Written problem:
Copy out the records in full, word for word, without pictures.

Supplied records:
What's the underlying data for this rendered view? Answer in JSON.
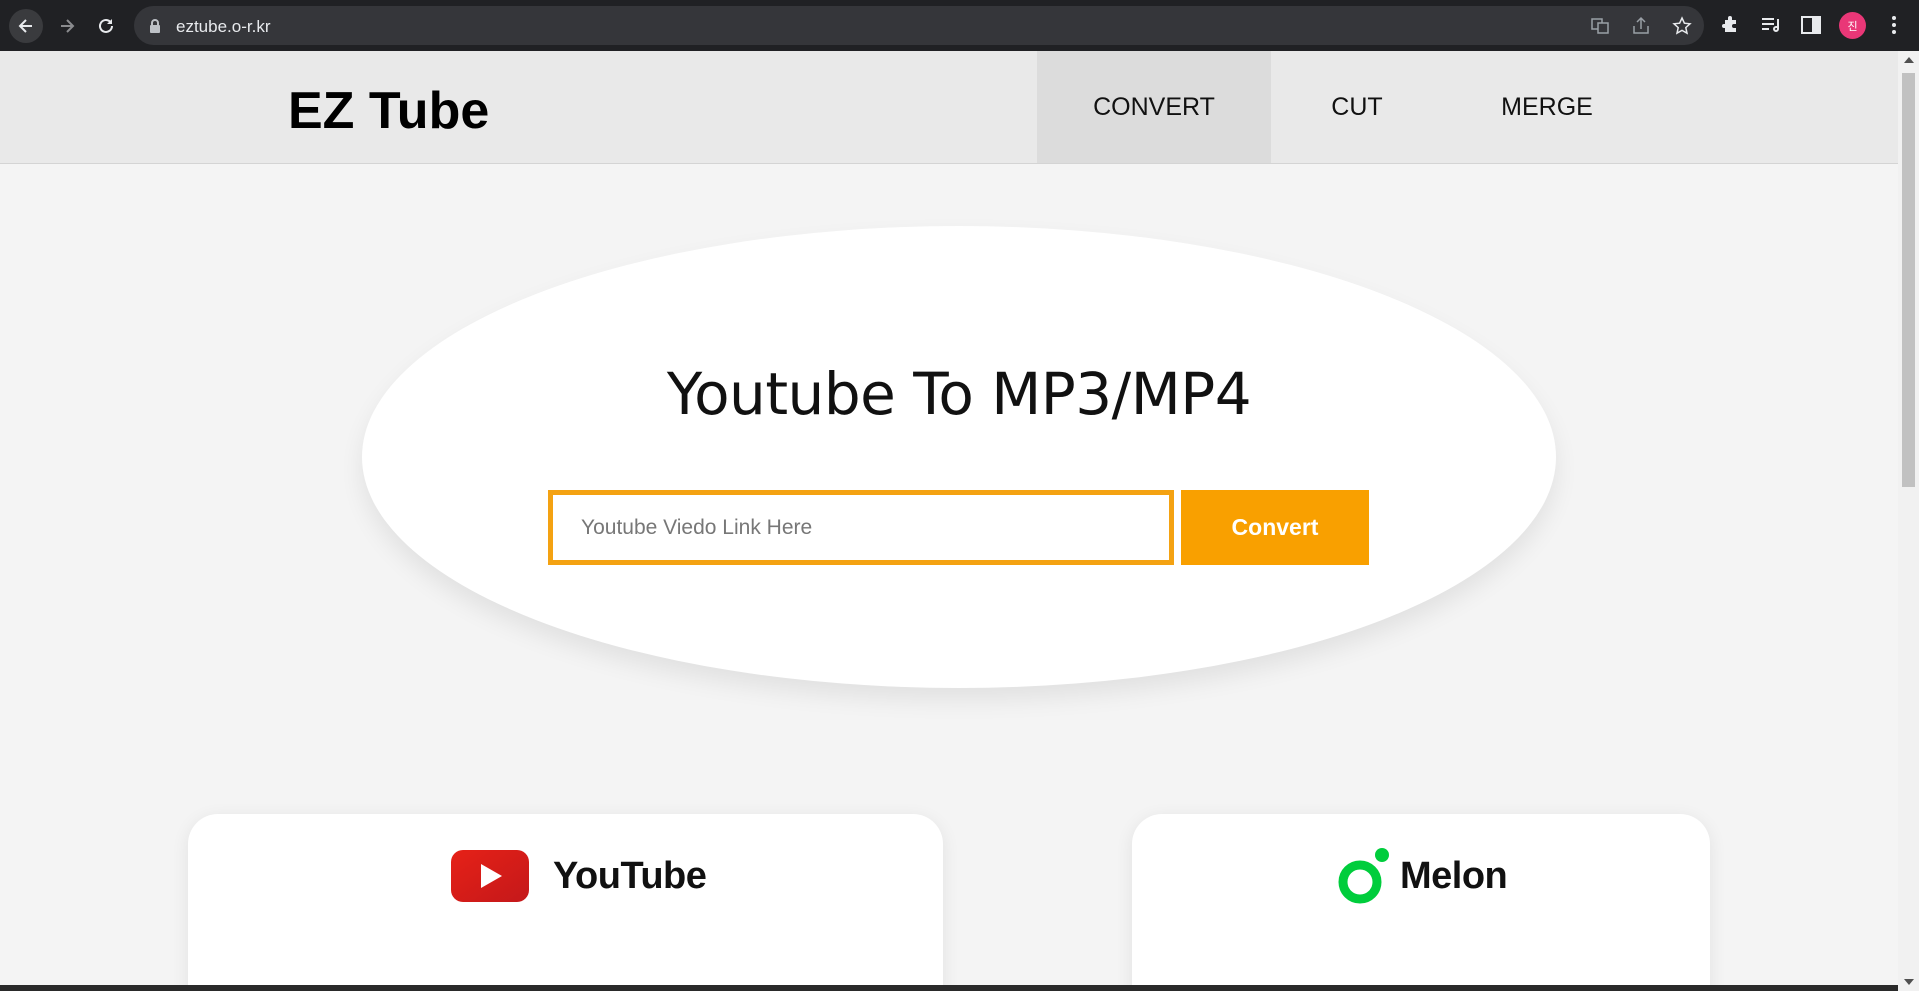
{
  "browser": {
    "url": "eztube.o-r.kr",
    "profile_initial": "진",
    "icons": [
      "back-icon",
      "forward-icon",
      "reload-icon",
      "lock-icon",
      "translate-icon",
      "share-icon",
      "star-icon",
      "extensions-icon",
      "media-queue-icon",
      "side-panel-icon",
      "menu-icon"
    ]
  },
  "header": {
    "logo": "EZ Tube",
    "nav": [
      {
        "label": "CONVERT",
        "active": true
      },
      {
        "label": "CUT",
        "active": false
      },
      {
        "label": "MERGE",
        "active": false
      }
    ]
  },
  "hero": {
    "title": "Youtube To MP3/MP4",
    "input_placeholder": "Youtube Viedo Link Here",
    "input_value": "",
    "button_label": "Convert",
    "accent_color": "#f9a000"
  },
  "cards": [
    {
      "label": "YouTube",
      "icon": "youtube-logo-icon",
      "brand_color": "#e62117"
    },
    {
      "label": "Melon",
      "icon": "melon-logo-icon",
      "brand_color": "#00cd3c"
    }
  ]
}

Correct output:
What's the underlying data for this rendered view? Answer in JSON.
{
  "browser": {
    "url": "eztube.o-r.kr",
    "profile_initial": "진",
    "icons": [
      "back-icon",
      "forward-icon",
      "reload-icon",
      "lock-icon",
      "translate-icon",
      "share-icon",
      "star-icon",
      "extensions-icon",
      "media-queue-icon",
      "side-panel-icon",
      "menu-icon"
    ]
  },
  "header": {
    "logo": "EZ Tube",
    "nav": [
      {
        "label": "CONVERT",
        "active": true
      },
      {
        "label": "CUT",
        "active": false
      },
      {
        "label": "MERGE",
        "active": false
      }
    ]
  },
  "hero": {
    "title": "Youtube To MP3/MP4",
    "input_placeholder": "Youtube Viedo Link Here",
    "input_value": "",
    "button_label": "Convert",
    "accent_color": "#f9a000"
  },
  "cards": [
    {
      "label": "YouTube",
      "icon": "youtube-logo-icon",
      "brand_color": "#e62117"
    },
    {
      "label": "Melon",
      "icon": "melon-logo-icon",
      "brand_color": "#00cd3c"
    }
  ]
}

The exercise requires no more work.